BEGIN Extracted information

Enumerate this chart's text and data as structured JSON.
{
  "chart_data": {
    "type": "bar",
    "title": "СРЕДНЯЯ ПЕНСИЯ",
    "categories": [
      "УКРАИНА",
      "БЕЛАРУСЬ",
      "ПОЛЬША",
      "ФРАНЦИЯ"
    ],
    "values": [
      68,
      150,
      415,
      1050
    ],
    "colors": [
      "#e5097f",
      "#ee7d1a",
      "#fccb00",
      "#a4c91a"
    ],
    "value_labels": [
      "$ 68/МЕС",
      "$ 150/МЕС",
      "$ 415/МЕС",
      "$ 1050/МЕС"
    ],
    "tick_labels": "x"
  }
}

END Extracted information

Problem to work on: Print out every entry, keeping each one exact.

Exercise output:
Enumerate this chart's text and data as structured JSON.
{
  "chart_data": {
    "type": "bar",
    "title": "СРЕДНЯЯ ПЕНСИЯ",
    "categories": [
      "УКРАИНА",
      "БЕЛАРУСЬ",
      "ПОЛЬША",
      "ФРАНЦИЯ"
    ],
    "values": [
      68,
      150,
      415,
      1050
    ],
    "colors": [
      "#e5097f",
      "#ee7d1a",
      "#fccb00",
      "#a4c91a"
    ],
    "value_labels": [
      "$ 68/МЕС",
      "$ 150/МЕС",
      "$ 415/МЕС",
      "$ 1050/МЕС"
    ],
    "tick_labels": "x"
  }
}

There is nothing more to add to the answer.